◆ **Document excerpt**
start

Skip to main content

Scrape YouTube search results, channels, transcripts, and playlists — no API key needed. Sync + async. CLI + REST API included.

Project description

TubeScrape

Scrape YouTube search results, channels, transcripts, and playlists — no API key needed.

PyPI version Python versions CI License: MIT Downloads

Built on YouTube's internal InnerTube API. Three interfaces: Python SDK, CLI, and REST API.


Features

  • Search with filters — type, duration, upload date, sort order, features (4K, HDR, live, CC)
  • Channel browsing — videos, shorts, playlists, and in-channel search
  • Transcripts — fetch, translate, format (SRT / WebVTT / JSON), save to file
  • Playlists — full pagination with position tracking and metadata
  • Async-first — every method has an async variant for concurrent workloads
  • JSON-ready — every result object has .to_dict() for instant serialization
  • Proxy rotation — built-in support for residential proxy lists
  • Three interfaces — Python SDK, CLI with Rich tables, REST API with Swagger docs
  • Zero config — no API key, no OAuth, no setup
  • Lightweight — only httpx as a core dependency

Installation

recommended to install using pip

You can also integrate it into an existing project or use it via a CLI.

# Core SDK only
pip install tubescrape

# With CLI (adds click + rich)
pip install "tubescrape[cli]"

# With REST API server (adds fastapi + uvicorn)
pip install "tubescrape[api]"

# Everything
pip install "tubescrape[all]"

end

◆ **Parts of the exercise**
1) Decide whether each statement agrees with the TubeScrape description, answering yes or no and quoting the words that settle it: (a) TubeScrape needs an API key to work. (b) httpx is its only core dependency. (c) Installing the CLI extra adds fastapi and uvicorn.
2) According to the TubeScrape description, what API is the tool built on?
3) Carry on with the TubeScrape description after its final line.
The items placed after the TubeScrape description are separate material, not part of it.

◆ **Extracted records**
start

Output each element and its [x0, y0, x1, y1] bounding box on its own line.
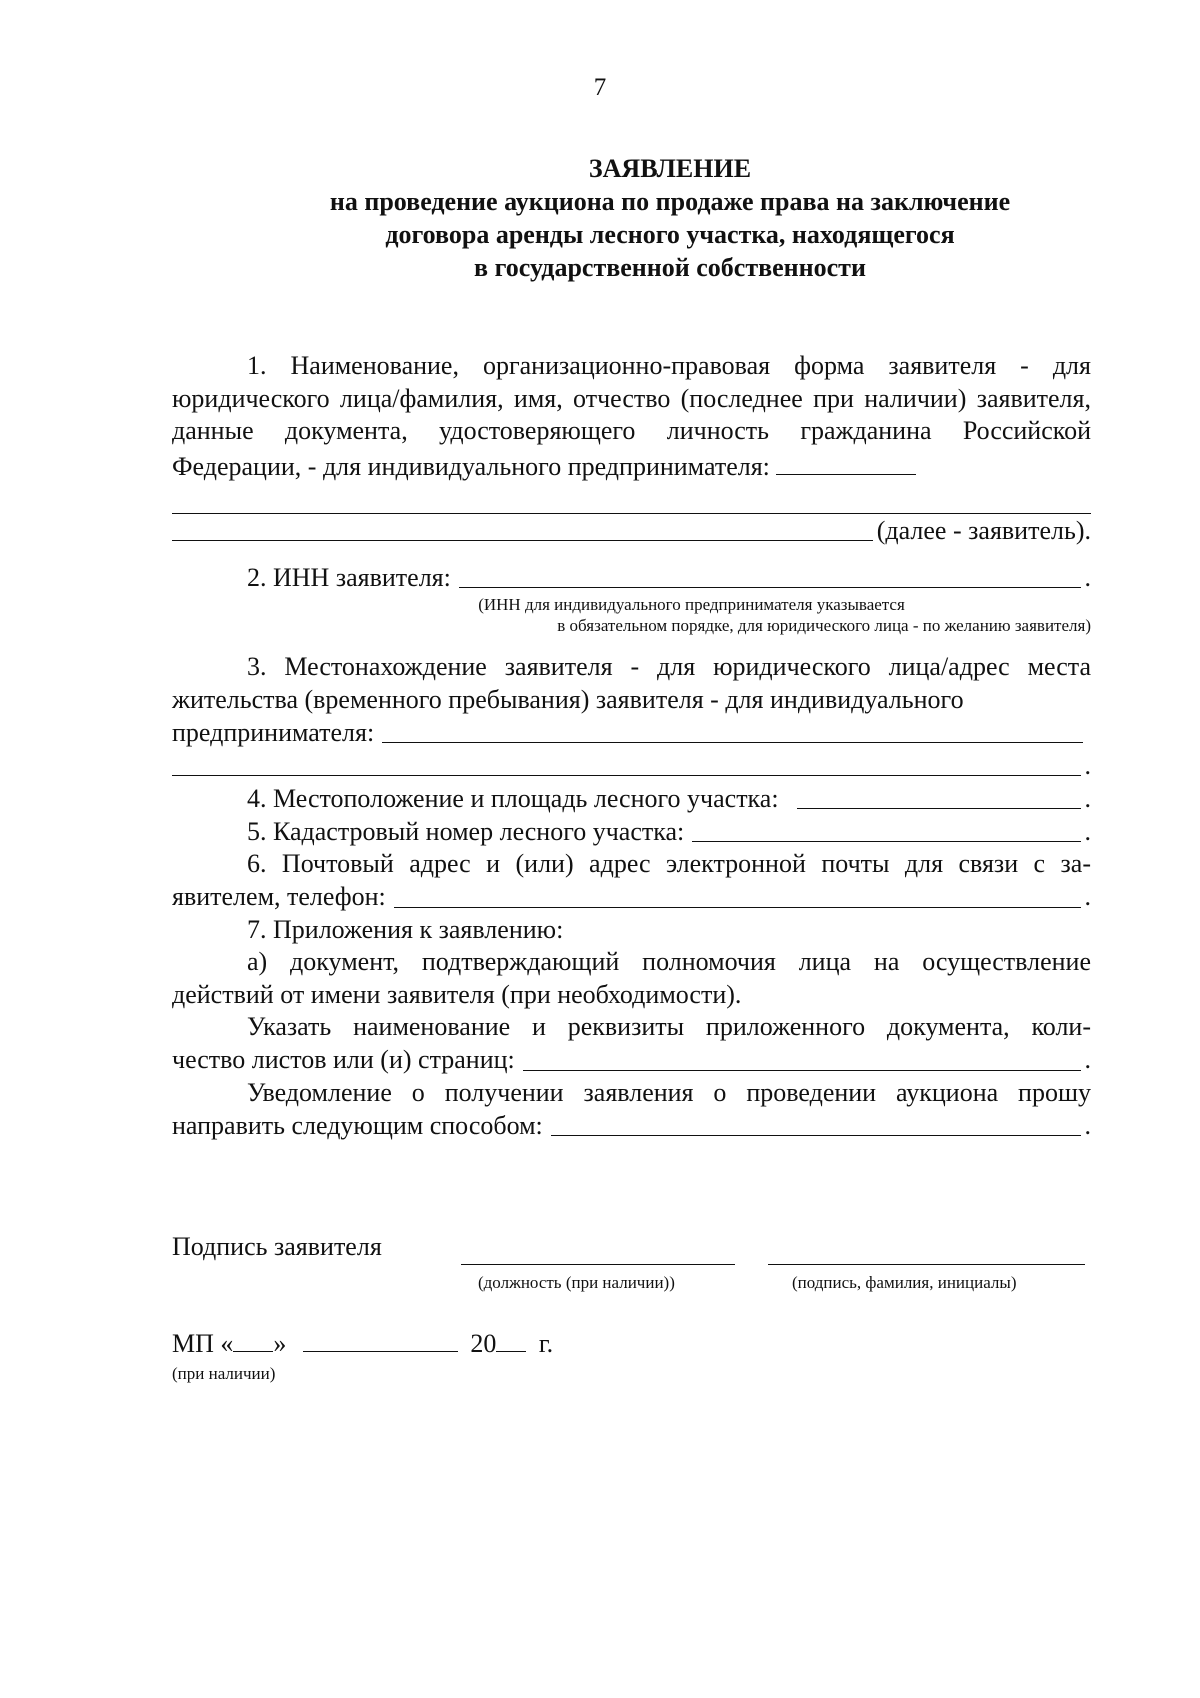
item-3-row-2 — [172, 749, 1091, 782]
item-1-blank-line-2[interactable] — [172, 483, 1091, 514]
item-1-text: 1. Наименование, организационно-правовая форма заявителя - для юридического лица/фамилия, имя, отчество (последнее при наличии) заявителя, данные документа, удостоверяющего личность гражданина Российской Федерации, - для индивидуального предпринимателя: — [172, 351, 1091, 481]
year-prefix: 20 — [470, 1329, 497, 1358]
item-1-blank-line-3[interactable] — [172, 514, 873, 541]
item-7-notify: Уведомление о получении заявления о проведении аукциона прошу — [247, 1077, 1091, 1107]
item-7: 7. Приложения к заявлению: — [247, 914, 564, 944]
item-3-tail: предпринимателя: — [172, 717, 375, 747]
signature-label: Подпись заявителя — [172, 1232, 382, 1261]
item-1-suffix: (далее - заявитель). — [876, 515, 1091, 545]
item-7-specify-tail: чество листов или (и) страниц: — [172, 1045, 515, 1074]
item-7a: а) документ, подтверждающий полномочия лица на осуществление действий от имени заявителя (при необходимости). — [172, 947, 1091, 1009]
title-line-4: в государственной собственности — [474, 253, 866, 282]
mp-label: МП « — [172, 1329, 234, 1358]
attachment-field[interactable] — [523, 1044, 1081, 1071]
notify-method-field[interactable] — [551, 1109, 1081, 1136]
item-5-label: 5. Кадастровый номер лесного участка: — [247, 816, 685, 846]
position-field[interactable] — [461, 1264, 735, 1265]
item-6: 6. Почтовый адрес и (или) адрес электронной почты для связи с за- — [247, 849, 1091, 878]
mp-caption: (при наличии) — [172, 1364, 276, 1383]
item-5 — [172, 815, 1091, 848]
item-3-dot: . — [1084, 750, 1091, 780]
title-line-3: договора аренды лесного участка, находящегося — [385, 220, 955, 249]
item-1-blank[interactable] — [776, 448, 916, 475]
date-row — [172, 1329, 553, 1359]
form-body — [172, 350, 1091, 1142]
location-field[interactable] — [382, 716, 1083, 743]
location-field-line-2[interactable] — [172, 749, 1081, 776]
month-field[interactable] — [303, 1329, 458, 1352]
inn-note-1: (ИНН для индивидуального предпринимателя указывается — [478, 595, 905, 614]
item-3: 3. Местонахождение заявителя - для юридического лица/адрес места жительства (временного пребывания) заявителя - для индивидуального — [172, 652, 1091, 714]
item-6-dot: . — [1084, 882, 1091, 911]
cadastral-number-field[interactable] — [692, 815, 1080, 842]
item-2 — [172, 561, 1091, 594]
item-6-tail: явителем, телефон: — [172, 882, 386, 911]
page-number: 7 — [593, 74, 607, 101]
item-1 — [172, 350, 1091, 483]
signature-field[interactable] — [768, 1264, 1085, 1265]
year-field[interactable] — [496, 1329, 526, 1352]
title-line-1: ЗАЯВЛЕНИЕ — [588, 154, 752, 183]
item-5-dot: . — [1084, 816, 1091, 846]
document-title — [240, 152, 1100, 284]
item-7-dot-2: . — [1084, 1110, 1091, 1140]
plot-location-field[interactable] — [797, 782, 1081, 809]
item-4-dot: . — [1084, 783, 1091, 813]
title-line-2: на проведение аукциона по продаже права на заключение — [329, 187, 1011, 216]
item-1-last-row — [172, 514, 1091, 547]
item-4-label: 4. Местоположение и площадь лесного участка: — [247, 783, 779, 813]
close-quote: » — [273, 1329, 287, 1358]
item-7-notify-row — [172, 1109, 1091, 1142]
signature-caption: (подпись, фамилия, инициалы) — [792, 1273, 1017, 1292]
item-2-dot: . — [1084, 562, 1091, 592]
item-7-notify-tail: направить следующим способом: — [172, 1110, 543, 1140]
item-7-specify: Указать наименование и реквизиты приложенного документа, коли- — [247, 1012, 1091, 1041]
item-3-row — [172, 716, 1091, 749]
item-7-specify-row — [172, 1044, 1091, 1077]
year-suffix: г. — [538, 1329, 554, 1358]
item-7-dot-1: . — [1084, 1045, 1091, 1074]
inn-note-2: в обязательном порядке, для юридического лица - по желанию заявителя) — [557, 616, 1091, 635]
item-2-label: 2. ИНН заявителя: — [247, 562, 451, 592]
contact-field[interactable] — [394, 881, 1081, 908]
item-6-row — [172, 881, 1091, 914]
position-caption: (должность (при наличии)) — [478, 1273, 675, 1292]
inn-field[interactable] — [459, 561, 1081, 588]
day-field[interactable] — [233, 1329, 273, 1352]
item-4 — [172, 782, 1091, 815]
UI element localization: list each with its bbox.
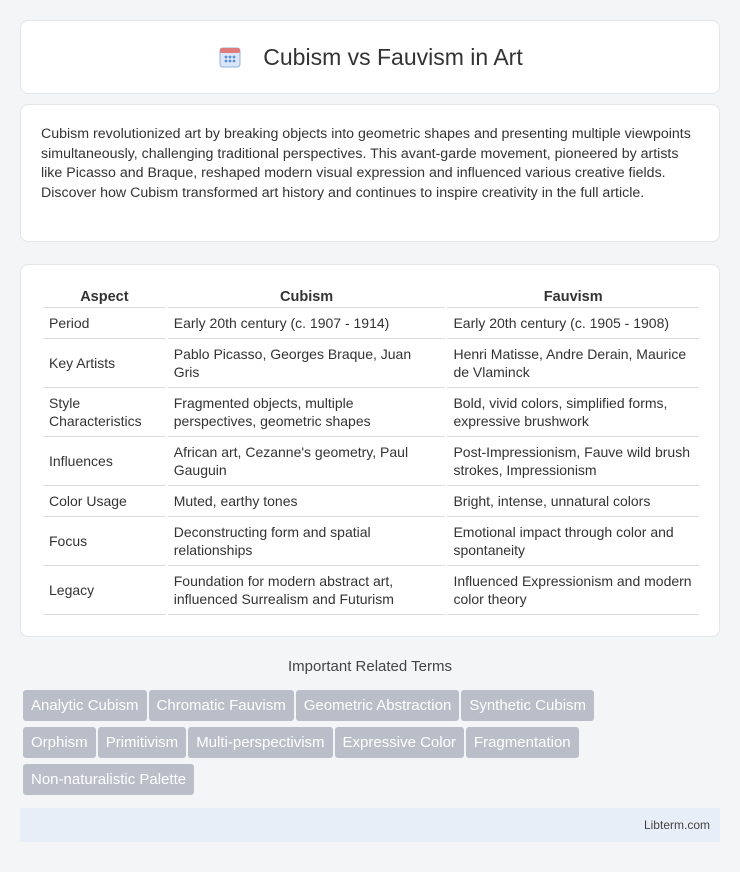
comparison-table	[41, 285, 701, 615]
tag-multi-perspectivism[interactable]: Multi-perspectivism	[188, 727, 332, 758]
intro-text: Cubism revolutionized art by breaking objects into geometric shapes and presenting multiple viewpoints simultaneously, challenging traditional perspectives. This avant-garde movement, pioneered by artists like Picasso and Braque, reshaped modern visual expression and influenced various creative fields. Discover how Cubism transformed art history and continues to inspire creativity in the full article.	[41, 126, 691, 201]
cell-aspect: Style Characteristics	[43, 388, 166, 437]
cell-aspect: Influences	[43, 437, 166, 486]
cell-fauvism: Influenced Expressionism and modern color theory	[447, 566, 699, 615]
table-row	[43, 517, 699, 566]
tag-analytic-cubism[interactable]: Analytic Cubism	[23, 690, 147, 721]
header-fauvism: Fauvism	[447, 285, 699, 308]
cell-cubism: Deconstructing form and spatial relationships	[168, 517, 446, 566]
table-header-row	[43, 285, 699, 308]
cell-aspect: Focus	[43, 517, 166, 566]
table-row	[43, 339, 699, 388]
cell-fauvism: Bold, vivid colors, simplified forms, expressive brushwork	[447, 388, 699, 437]
tag-synthetic-cubism[interactable]: Synthetic Cubism	[461, 690, 594, 721]
cell-cubism: Fragmented objects, multiple perspectives, geometric shapes	[168, 388, 446, 437]
cell-fauvism: Post-Impressionism, Fauve wild brush strokes, Impressionism	[447, 437, 699, 486]
table-row	[43, 437, 699, 486]
tag-fragmentation[interactable]: Fragmentation	[466, 727, 579, 758]
cell-aspect: Color Usage	[43, 486, 166, 517]
related-terms-title: Important Related Terms	[288, 658, 452, 675]
table-row	[43, 388, 699, 437]
cell-fauvism: Bright, intense, unnatural colors	[447, 486, 699, 517]
cell-cubism: Foundation for modern abstract art, influenced Surrealism and Futurism	[168, 566, 446, 615]
intro-card	[20, 104, 720, 242]
cell-fauvism: Emotional impact through color and spontaneity	[447, 517, 699, 566]
cell-aspect: Key Artists	[43, 339, 166, 388]
tag-chromatic-fauvism[interactable]: Chromatic Fauvism	[149, 690, 294, 721]
cell-aspect: Period	[43, 308, 166, 339]
calendar-grid-icon	[217, 44, 243, 70]
tag-non-naturalistic-palette[interactable]: Non-naturalistic Palette	[23, 764, 194, 795]
tag-expressive-color[interactable]: Expressive Color	[335, 727, 464, 758]
page-title: Cubism vs Fauvism in Art	[263, 43, 523, 70]
footer	[20, 808, 720, 842]
cell-cubism: Early 20th century (c. 1907 - 1914)	[168, 308, 446, 339]
tag-primitivism[interactable]: Primitivism	[98, 727, 187, 758]
cell-cubism: Muted, earthy tones	[168, 486, 446, 517]
header-cubism: Cubism	[168, 285, 446, 308]
cell-cubism: Pablo Picasso, Georges Braque, Juan Gris	[168, 339, 446, 388]
header-card	[20, 20, 720, 94]
footer-site-link[interactable]: Libterm.com	[643, 818, 710, 832]
cell-fauvism: Early 20th century (c. 1905 - 1908)	[447, 308, 699, 339]
related-terms-tags	[23, 690, 723, 801]
header-aspect: Aspect	[43, 285, 166, 308]
table-row	[43, 566, 699, 615]
cell-aspect: Legacy	[43, 566, 166, 615]
tag-geometric-abstraction[interactable]: Geometric Abstraction	[296, 690, 460, 721]
table-row	[43, 308, 699, 339]
cell-cubism: African art, Cezanne's geometry, Paul Gauguin	[168, 437, 446, 486]
comparison-table-card	[20, 264, 720, 637]
cell-fauvism: Henri Matisse, Andre Derain, Maurice de Vlaminck	[447, 339, 699, 388]
tag-orphism[interactable]: Orphism	[23, 727, 96, 758]
table-row	[43, 486, 699, 517]
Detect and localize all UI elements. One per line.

end

◆ **Responses by task**
1)
(a) No: "no API key needed."
(b) Yes: "only httpx as a core dependency"
(c) No: "# With CLI (adds click + rich)"

2) It is built on YouTube's internal InnerTube API.

3)
Requirements: Python 3.10+


Quick Start

import json
from tubescrape import YouTube

with YouTube() as yt:
    # Search YouTube
    results = yt.search('python tutorial', max_results=5)
    for video in results.videos:
        print(f'{video.title}{video.duration}{video.view_count}')

    # Browse a channel
    channel = yt.get_channel_videos('@lexfridman', max_results=10)
    for video in channel.videos:
        print(f'{video.title} ({video.published_text})')

    # Get a transcript and save as subtitles
    transcript = yt.get_transcript('dQw4w9WgXcQ')
    print(transcript.text)
    transcript.save('subtitles.srt')

    # Every result serializes to JSON instantly
    data = results.to_dict()
    print(json.dumps(data, indent=2))

Every method accepts plain IDs, full URLs, or @handles — parsed automatically.


Why tubescrape?

tubescrape youtube-transcript-api pytube / pytubefix yt-dlp
Search videos Yes No No Limited
Channel browse Yes No No Yes
Transcripts Yes Yes No Yes
Playlists Yes No Yes Yes
Async support Yes No No No
Built-in REST API Yes No No No
CLI tool Yes No No Yes
Core dependencies 1 (httpx) 1 (requests) 0 Many
API key needed No No No No

Search

results = yt.search('python tutorial', max_results=5)

for video in results.videos:
    print(f'{video.title}{video.url}')
    print(f'  {video.view_count} | {video.duration} | {video.published_text}')
    print(f'  Channel: {video.channel} (verified: {video.is_verified})')

Search Filters

All filters can be combined in a single call:

results = yt.search(
    'podcast interview',
    max_results=10,
    type='video',              # video | channel | playlist | movie
    duration='long',           # short (<4m) | medium (4-20m) | long (>20m)
    upload_date='this_month',  # last_hour | today | this_week | this_month | this_year
    sort_by='view_count',      # relevance | upload_date | view_count | rating
    features=['hd', 'subtitles'],  # live | 4k | hd | subtitles | cc | creative_commons | 360 | vr180 | 3d | hdr
)

Channel Browsing

All channel methods accept @handle, channel ID (UC...), or full URL.

# Videos (newest first, with pagination)
videos = yt.get_channel_videos('@lexfridman', max_results=10)
all_videos = yt.get_channel_videos('@lexfridman', max_results=0)  # fetch ALL

# Shorts
shorts = yt.get_channel_shorts('@lexfridman')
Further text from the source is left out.